-- Data shown start --
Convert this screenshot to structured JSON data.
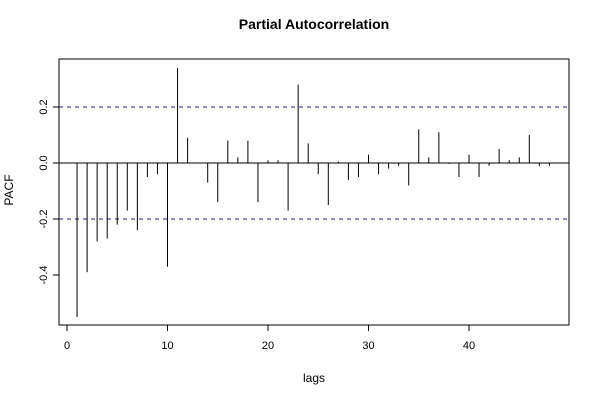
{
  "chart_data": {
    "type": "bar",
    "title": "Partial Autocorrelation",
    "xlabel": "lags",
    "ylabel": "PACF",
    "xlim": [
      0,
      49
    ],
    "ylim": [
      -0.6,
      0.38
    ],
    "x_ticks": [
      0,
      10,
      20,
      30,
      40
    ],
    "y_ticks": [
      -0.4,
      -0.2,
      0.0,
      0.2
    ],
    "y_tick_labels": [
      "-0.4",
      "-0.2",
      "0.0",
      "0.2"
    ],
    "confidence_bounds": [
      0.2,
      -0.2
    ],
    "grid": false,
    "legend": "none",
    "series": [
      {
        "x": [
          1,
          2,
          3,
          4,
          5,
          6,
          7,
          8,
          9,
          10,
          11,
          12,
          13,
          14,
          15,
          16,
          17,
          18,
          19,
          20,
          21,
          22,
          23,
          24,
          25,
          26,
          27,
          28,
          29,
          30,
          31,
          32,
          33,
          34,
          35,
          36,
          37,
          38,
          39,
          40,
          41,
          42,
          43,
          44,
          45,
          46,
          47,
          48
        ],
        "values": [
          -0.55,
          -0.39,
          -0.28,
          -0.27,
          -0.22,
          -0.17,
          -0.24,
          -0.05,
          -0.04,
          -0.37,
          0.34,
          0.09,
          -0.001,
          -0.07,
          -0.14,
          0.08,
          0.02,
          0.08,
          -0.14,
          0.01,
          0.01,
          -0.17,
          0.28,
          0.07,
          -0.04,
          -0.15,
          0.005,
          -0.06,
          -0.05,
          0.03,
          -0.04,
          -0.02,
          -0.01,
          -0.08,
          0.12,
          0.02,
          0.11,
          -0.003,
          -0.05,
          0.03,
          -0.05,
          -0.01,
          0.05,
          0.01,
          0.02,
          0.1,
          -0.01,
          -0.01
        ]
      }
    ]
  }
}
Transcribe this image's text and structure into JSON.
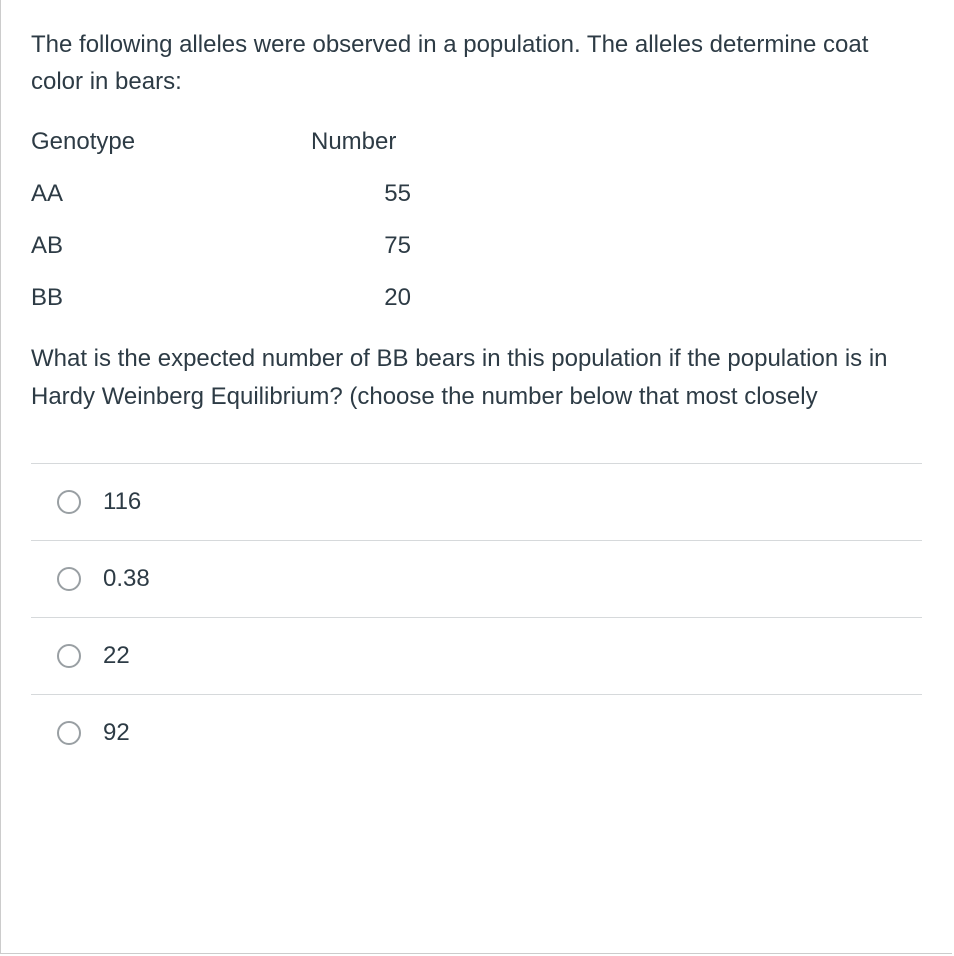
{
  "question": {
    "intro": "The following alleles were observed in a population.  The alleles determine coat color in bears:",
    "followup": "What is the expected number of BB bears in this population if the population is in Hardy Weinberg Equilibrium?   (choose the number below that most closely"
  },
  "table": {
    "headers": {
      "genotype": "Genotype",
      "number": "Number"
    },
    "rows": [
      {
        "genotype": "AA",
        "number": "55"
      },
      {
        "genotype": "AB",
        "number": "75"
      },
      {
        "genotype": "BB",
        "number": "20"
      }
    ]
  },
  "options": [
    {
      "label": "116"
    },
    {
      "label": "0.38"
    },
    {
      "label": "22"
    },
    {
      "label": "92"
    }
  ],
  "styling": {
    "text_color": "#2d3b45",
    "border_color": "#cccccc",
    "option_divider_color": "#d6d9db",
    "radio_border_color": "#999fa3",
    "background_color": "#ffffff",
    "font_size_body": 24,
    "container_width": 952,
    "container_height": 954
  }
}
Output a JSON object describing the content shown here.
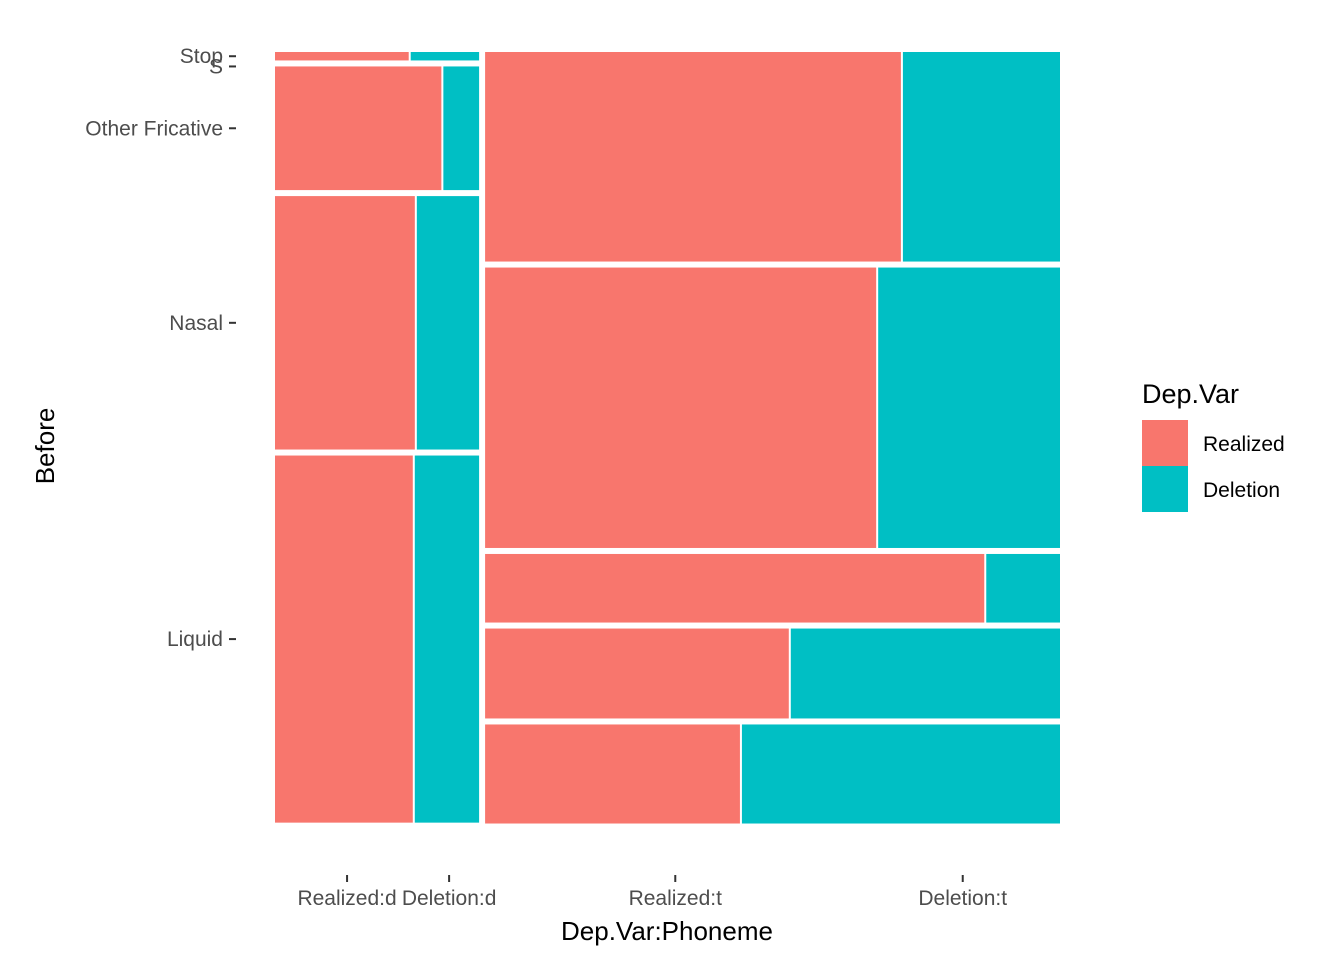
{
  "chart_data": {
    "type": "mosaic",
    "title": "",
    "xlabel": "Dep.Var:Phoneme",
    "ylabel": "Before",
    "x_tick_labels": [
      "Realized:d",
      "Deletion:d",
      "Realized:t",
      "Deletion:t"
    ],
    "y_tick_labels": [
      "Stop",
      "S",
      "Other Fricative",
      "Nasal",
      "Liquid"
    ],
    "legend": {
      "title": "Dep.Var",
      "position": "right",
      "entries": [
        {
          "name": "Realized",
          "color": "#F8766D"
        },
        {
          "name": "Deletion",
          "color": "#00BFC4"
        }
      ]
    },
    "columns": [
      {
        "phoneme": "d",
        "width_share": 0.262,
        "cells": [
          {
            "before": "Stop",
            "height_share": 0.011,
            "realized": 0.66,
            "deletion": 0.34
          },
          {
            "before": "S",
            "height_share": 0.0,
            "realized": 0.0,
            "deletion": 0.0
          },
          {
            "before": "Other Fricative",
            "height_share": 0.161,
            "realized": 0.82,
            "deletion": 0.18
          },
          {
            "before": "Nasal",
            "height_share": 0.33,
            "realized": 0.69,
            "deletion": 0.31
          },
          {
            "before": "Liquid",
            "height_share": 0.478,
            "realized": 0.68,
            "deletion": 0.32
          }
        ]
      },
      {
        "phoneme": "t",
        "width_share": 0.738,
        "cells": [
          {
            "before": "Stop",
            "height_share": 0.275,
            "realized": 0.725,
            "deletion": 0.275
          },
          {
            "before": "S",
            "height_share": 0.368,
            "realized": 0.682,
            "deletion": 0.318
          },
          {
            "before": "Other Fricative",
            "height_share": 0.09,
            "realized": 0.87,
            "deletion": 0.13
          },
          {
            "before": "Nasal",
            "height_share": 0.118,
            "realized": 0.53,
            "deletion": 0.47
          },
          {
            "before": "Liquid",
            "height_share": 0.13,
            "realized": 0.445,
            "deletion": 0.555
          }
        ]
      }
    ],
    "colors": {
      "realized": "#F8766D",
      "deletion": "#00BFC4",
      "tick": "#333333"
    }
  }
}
-- Data shown end --
Print the full listing exactly, dropping the pictures.

Convert this screenshot to structured JSON data.
{
  "chart_data": {
    "type": "bar",
    "title": "Partial Autocorrelation",
    "xlabel": "lags",
    "ylabel": "PACF",
    "xlim": [
      0,
      49
    ],
    "ylim": [
      -0.6,
      0.38
    ],
    "x_ticks": [
      0,
      10,
      20,
      30,
      40
    ],
    "y_ticks": [
      -0.4,
      -0.2,
      0.0,
      0.2
    ],
    "y_tick_labels": [
      "-0.4",
      "-0.2",
      "0.0",
      "0.2"
    ],
    "confidence_bounds": [
      0.2,
      -0.2
    ],
    "grid": false,
    "legend": "none",
    "series": [
      {
        "x": [
          1,
          2,
          3,
          4,
          5,
          6,
          7,
          8,
          9,
          10,
          11,
          12,
          13,
          14,
          15,
          16,
          17,
          18,
          19,
          20,
          21,
          22,
          23,
          24,
          25,
          26,
          27,
          28,
          29,
          30,
          31,
          32,
          33,
          34,
          35,
          36,
          37,
          38,
          39,
          40,
          41,
          42,
          43,
          44,
          45,
          46,
          47,
          48
        ],
        "values": [
          -0.55,
          -0.39,
          -0.28,
          -0.27,
          -0.22,
          -0.17,
          -0.24,
          -0.05,
          -0.04,
          -0.37,
          0.34,
          0.09,
          -0.001,
          -0.07,
          -0.14,
          0.08,
          0.02,
          0.08,
          -0.14,
          0.01,
          0.01,
          -0.17,
          0.28,
          0.07,
          -0.04,
          -0.15,
          0.005,
          -0.06,
          -0.05,
          0.03,
          -0.04,
          -0.02,
          -0.01,
          -0.08,
          0.12,
          0.02,
          0.11,
          -0.003,
          -0.05,
          0.03,
          -0.05,
          -0.01,
          0.05,
          0.01,
          0.02,
          0.1,
          -0.01,
          -0.01
        ]
      }
    ]
  }
}
Transcribe this image's text and structure into JSON.
{
  "question": {
    "intro": "The following alleles were observed in a population.  The alleles determine coat color in bears:",
    "followup": "What is the expected number of BB bears in this population if the population is in Hardy Weinberg Equilibrium?   (choose the number below that most closely"
  },
  "table": {
    "headers": {
      "genotype": "Genotype",
      "number": "Number"
    },
    "rows": [
      {
        "genotype": "AA",
        "number": "55"
      },
      {
        "genotype": "AB",
        "number": "75"
      },
      {
        "genotype": "BB",
        "number": "20"
      }
    ]
  },
  "options": [
    {
      "label": "116"
    },
    {
      "label": "0.38"
    },
    {
      "label": "22"
    },
    {
      "label": "92"
    }
  ],
  "styling": {
    "text_color": "#2d3b45",
    "border_color": "#cccccc",
    "option_divider_color": "#d6d9db",
    "radio_border_color": "#999fa3",
    "background_color": "#ffffff",
    "font_size_body": 24,
    "container_width": 952,
    "container_height": 954
  }
}
Output a JSON object describing the content shown here.
{
  "chart_data": {
    "type": "mosaic",
    "title": "",
    "xlabel": "Dep.Var:Phoneme",
    "ylabel": "Before",
    "x_tick_labels": [
      "Realized:d",
      "Deletion:d",
      "Realized:t",
      "Deletion:t"
    ],
    "y_tick_labels": [
      "Stop",
      "S",
      "Other Fricative",
      "Nasal",
      "Liquid"
    ],
    "legend": {
      "title": "Dep.Var",
      "position": "right",
      "entries": [
        {
          "name": "Realized",
          "color": "#F8766D"
        },
        {
          "name": "Deletion",
          "color": "#00BFC4"
        }
      ]
    },
    "columns": [
      {
        "phoneme": "d",
        "width_share": 0.262,
        "cells": [
          {
            "before": "Stop",
            "height_share": 0.011,
            "realized": 0.66,
            "deletion": 0.34
          },
          {
            "before": "S",
            "height_share": 0.0,
            "realized": 0.0,
            "deletion": 0.0
          },
          {
            "before": "Other Fricative",
            "height_share": 0.161,
            "realized": 0.82,
            "deletion": 0.18
          },
          {
            "before": "Nasal",
            "height_share": 0.33,
            "realized": 0.69,
            "deletion": 0.31
          },
          {
            "before": "Liquid",
            "height_share": 0.478,
            "realized": 0.68,
            "deletion": 0.32
          }
        ]
      },
      {
        "phoneme": "t",
        "width_share": 0.738,
        "cells": [
          {
            "before": "Stop",
            "height_share": 0.275,
            "realized": 0.725,
            "deletion": 0.275
          },
          {
            "before": "S",
            "height_share": 0.368,
            "realized": 0.682,
            "deletion": 0.318
          },
          {
            "before": "Other Fricative",
            "height_share": 0.09,
            "realized": 0.87,
            "deletion": 0.13
          },
          {
            "before": "Nasal",
            "height_share": 0.118,
            "realized": 0.53,
            "deletion": 0.47
          },
          {
            "before": "Liquid",
            "height_share": 0.13,
            "realized": 0.445,
            "deletion": 0.555
          }
        ]
      }
    ],
    "colors": {
      "realized": "#F8766D",
      "deletion": "#00BFC4",
      "tick": "#333333"
    }
  }
}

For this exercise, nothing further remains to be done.